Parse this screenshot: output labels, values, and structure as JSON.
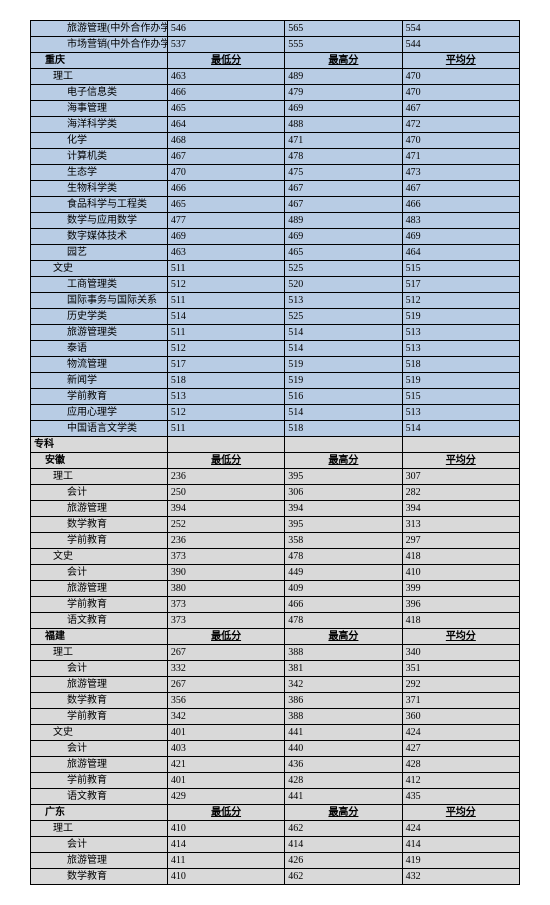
{
  "header_labels": {
    "low": "最低分",
    "high": "最高分",
    "avg": "平均分"
  },
  "section1": {
    "pre_rows": [
      {
        "name": "旅游管理(中外合作办学)",
        "low": "546",
        "high": "565",
        "avg": "554"
      },
      {
        "name": "市场营销(中外合作办学)",
        "low": "537",
        "high": "555",
        "avg": "544"
      }
    ],
    "region": "重庆",
    "group1": {
      "title": "理工",
      "low": "463",
      "high": "489",
      "avg": "470",
      "rows": [
        {
          "name": "电子信息类",
          "low": "466",
          "high": "479",
          "avg": "470"
        },
        {
          "name": "海事管理",
          "low": "465",
          "high": "469",
          "avg": "467"
        },
        {
          "name": "海洋科学类",
          "low": "464",
          "high": "488",
          "avg": "472"
        },
        {
          "name": "化学",
          "low": "468",
          "high": "471",
          "avg": "470"
        },
        {
          "name": "计算机类",
          "low": "467",
          "high": "478",
          "avg": "471"
        },
        {
          "name": "生态学",
          "low": "470",
          "high": "475",
          "avg": "473"
        },
        {
          "name": "生物科学类",
          "low": "466",
          "high": "467",
          "avg": "467"
        },
        {
          "name": "食品科学与工程类",
          "low": "465",
          "high": "467",
          "avg": "466"
        },
        {
          "name": "数学与应用数学",
          "low": "477",
          "high": "489",
          "avg": "483"
        },
        {
          "name": "数字媒体技术",
          "low": "469",
          "high": "469",
          "avg": "469"
        },
        {
          "name": "园艺",
          "low": "463",
          "high": "465",
          "avg": "464"
        }
      ]
    },
    "group2": {
      "title": "文史",
      "low": "511",
      "high": "525",
      "avg": "515",
      "rows": [
        {
          "name": "工商管理类",
          "low": "512",
          "high": "520",
          "avg": "517"
        },
        {
          "name": "国际事务与国际关系",
          "low": "511",
          "high": "513",
          "avg": "512"
        },
        {
          "name": "历史学类",
          "low": "514",
          "high": "525",
          "avg": "519"
        },
        {
          "name": "旅游管理类",
          "low": "511",
          "high": "514",
          "avg": "513"
        },
        {
          "name": "泰语",
          "low": "512",
          "high": "514",
          "avg": "513"
        },
        {
          "name": "物流管理",
          "low": "517",
          "high": "519",
          "avg": "518"
        },
        {
          "name": "新闻学",
          "low": "518",
          "high": "519",
          "avg": "519"
        },
        {
          "name": "学前教育",
          "low": "513",
          "high": "516",
          "avg": "515"
        },
        {
          "name": "应用心理学",
          "low": "512",
          "high": "514",
          "avg": "513"
        },
        {
          "name": "中国语言文学类",
          "low": "511",
          "high": "518",
          "avg": "514"
        }
      ]
    }
  },
  "section2": {
    "title": "专科",
    "regions": [
      {
        "name": "安徽",
        "groups": [
          {
            "title": "理工",
            "low": "236",
            "high": "395",
            "avg": "307",
            "rows": [
              {
                "name": "会计",
                "low": "250",
                "high": "306",
                "avg": "282"
              },
              {
                "name": "旅游管理",
                "low": "394",
                "high": "394",
                "avg": "394"
              },
              {
                "name": "数学教育",
                "low": "252",
                "high": "395",
                "avg": "313"
              },
              {
                "name": "学前教育",
                "low": "236",
                "high": "358",
                "avg": "297"
              }
            ]
          },
          {
            "title": "文史",
            "low": "373",
            "high": "478",
            "avg": "418",
            "rows": [
              {
                "name": "会计",
                "low": "390",
                "high": "449",
                "avg": "410"
              },
              {
                "name": "旅游管理",
                "low": "380",
                "high": "409",
                "avg": "399"
              },
              {
                "name": "学前教育",
                "low": "373",
                "high": "466",
                "avg": "396"
              },
              {
                "name": "语文教育",
                "low": "373",
                "high": "478",
                "avg": "418"
              }
            ]
          }
        ]
      },
      {
        "name": "福建",
        "groups": [
          {
            "title": "理工",
            "low": "267",
            "high": "388",
            "avg": "340",
            "rows": [
              {
                "name": "会计",
                "low": "332",
                "high": "381",
                "avg": "351"
              },
              {
                "name": "旅游管理",
                "low": "267",
                "high": "342",
                "avg": "292"
              },
              {
                "name": "数学教育",
                "low": "356",
                "high": "386",
                "avg": "371"
              },
              {
                "name": "学前教育",
                "low": "342",
                "high": "388",
                "avg": "360"
              }
            ]
          },
          {
            "title": "文史",
            "low": "401",
            "high": "441",
            "avg": "424",
            "rows": [
              {
                "name": "会计",
                "low": "403",
                "high": "440",
                "avg": "427"
              },
              {
                "name": "旅游管理",
                "low": "421",
                "high": "436",
                "avg": "428"
              },
              {
                "name": "学前教育",
                "low": "401",
                "high": "428",
                "avg": "412"
              },
              {
                "name": "语文教育",
                "low": "429",
                "high": "441",
                "avg": "435"
              }
            ]
          }
        ]
      },
      {
        "name": "广东",
        "groups": [
          {
            "title": "理工",
            "low": "410",
            "high": "462",
            "avg": "424",
            "rows": [
              {
                "name": "会计",
                "low": "414",
                "high": "414",
                "avg": "414"
              },
              {
                "name": "旅游管理",
                "low": "411",
                "high": "426",
                "avg": "419"
              },
              {
                "name": "数学教育",
                "low": "410",
                "high": "462",
                "avg": "432"
              }
            ]
          }
        ]
      }
    ]
  }
}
-------------------------
- [Stated exercise] Every entry must be reproduced exactly, with the images left out.

- [The response]
Parse this screenshot: output labels, values, and structure as JSON.
{
  "header_labels": {
    "low": "最低分",
    "high": "最高分",
    "avg": "平均分"
  },
  "section1": {
    "pre_rows": [
      {
        "name": "旅游管理(中外合作办学)",
        "low": "546",
        "high": "565",
        "avg": "554"
      },
      {
        "name": "市场营销(中外合作办学)",
        "low": "537",
        "high": "555",
        "avg": "544"
      }
    ],
    "region": "重庆",
    "group1": {
      "title": "理工",
      "low": "463",
      "high": "489",
      "avg": "470",
      "rows": [
        {
          "name": "电子信息类",
          "low": "466",
          "high": "479",
          "avg": "470"
        },
        {
          "name": "海事管理",
          "low": "465",
          "high": "469",
          "avg": "467"
        },
        {
          "name": "海洋科学类",
          "low": "464",
          "high": "488",
          "avg": "472"
        },
        {
          "name": "化学",
          "low": "468",
          "high": "471",
          "avg": "470"
        },
        {
          "name": "计算机类",
          "low": "467",
          "high": "478",
          "avg": "471"
        },
        {
          "name": "生态学",
          "low": "470",
          "high": "475",
          "avg": "473"
        },
        {
          "name": "生物科学类",
          "low": "466",
          "high": "467",
          "avg": "467"
        },
        {
          "name": "食品科学与工程类",
          "low": "465",
          "high": "467",
          "avg": "466"
        },
        {
          "name": "数学与应用数学",
          "low": "477",
          "high": "489",
          "avg": "483"
        },
        {
          "name": "数字媒体技术",
          "low": "469",
          "high": "469",
          "avg": "469"
        },
        {
          "name": "园艺",
          "low": "463",
          "high": "465",
          "avg": "464"
        }
      ]
    },
    "group2": {
      "title": "文史",
      "low": "511",
      "high": "525",
      "avg": "515",
      "rows": [
        {
          "name": "工商管理类",
          "low": "512",
          "high": "520",
          "avg": "517"
        },
        {
          "name": "国际事务与国际关系",
          "low": "511",
          "high": "513",
          "avg": "512"
        },
        {
          "name": "历史学类",
          "low": "514",
          "high": "525",
          "avg": "519"
        },
        {
          "name": "旅游管理类",
          "low": "511",
          "high": "514",
          "avg": "513"
        },
        {
          "name": "泰语",
          "low": "512",
          "high": "514",
          "avg": "513"
        },
        {
          "name": "物流管理",
          "low": "517",
          "high": "519",
          "avg": "518"
        },
        {
          "name": "新闻学",
          "low": "518",
          "high": "519",
          "avg": "519"
        },
        {
          "name": "学前教育",
          "low": "513",
          "high": "516",
          "avg": "515"
        },
        {
          "name": "应用心理学",
          "low": "512",
          "high": "514",
          "avg": "513"
        },
        {
          "name": "中国语言文学类",
          "low": "511",
          "high": "518",
          "avg": "514"
        }
      ]
    }
  },
  "section2": {
    "title": "专科",
    "regions": [
      {
        "name": "安徽",
        "groups": [
          {
            "title": "理工",
            "low": "236",
            "high": "395",
            "avg": "307",
            "rows": [
              {
                "name": "会计",
                "low": "250",
                "high": "306",
                "avg": "282"
              },
              {
                "name": "旅游管理",
                "low": "394",
                "high": "394",
                "avg": "394"
              },
              {
                "name": "数学教育",
                "low": "252",
                "high": "395",
                "avg": "313"
              },
              {
                "name": "学前教育",
                "low": "236",
                "high": "358",
                "avg": "297"
              }
            ]
          },
          {
            "title": "文史",
            "low": "373",
            "high": "478",
            "avg": "418",
            "rows": [
              {
                "name": "会计",
                "low": "390",
                "high": "449",
                "avg": "410"
              },
              {
                "name": "旅游管理",
                "low": "380",
                "high": "409",
                "avg": "399"
              },
              {
                "name": "学前教育",
                "low": "373",
                "high": "466",
                "avg": "396"
              },
              {
                "name": "语文教育",
                "low": "373",
                "high": "478",
                "avg": "418"
              }
            ]
          }
        ]
      },
      {
        "name": "福建",
        "groups": [
          {
            "title": "理工",
            "low": "267",
            "high": "388",
            "avg": "340",
            "rows": [
              {
                "name": "会计",
                "low": "332",
                "high": "381",
                "avg": "351"
              },
              {
                "name": "旅游管理",
                "low": "267",
                "high": "342",
                "avg": "292"
              },
              {
                "name": "数学教育",
                "low": "356",
                "high": "386",
                "avg": "371"
              },
              {
                "name": "学前教育",
                "low": "342",
                "high": "388",
                "avg": "360"
              }
            ]
          },
          {
            "title": "文史",
            "low": "401",
            "high": "441",
            "avg": "424",
            "rows": [
              {
                "name": "会计",
                "low": "403",
                "high": "440",
                "avg": "427"
              },
              {
                "name": "旅游管理",
                "low": "421",
                "high": "436",
                "avg": "428"
              },
              {
                "name": "学前教育",
                "low": "401",
                "high": "428",
                "avg": "412"
              },
              {
                "name": "语文教育",
                "low": "429",
                "high": "441",
                "avg": "435"
              }
            ]
          }
        ]
      },
      {
        "name": "广东",
        "groups": [
          {
            "title": "理工",
            "low": "410",
            "high": "462",
            "avg": "424",
            "rows": [
              {
                "name": "会计",
                "low": "414",
                "high": "414",
                "avg": "414"
              },
              {
                "name": "旅游管理",
                "low": "411",
                "high": "426",
                "avg": "419"
              },
              {
                "name": "数学教育",
                "low": "410",
                "high": "462",
                "avg": "432"
              }
            ]
          }
        ]
      }
    ]
  }
}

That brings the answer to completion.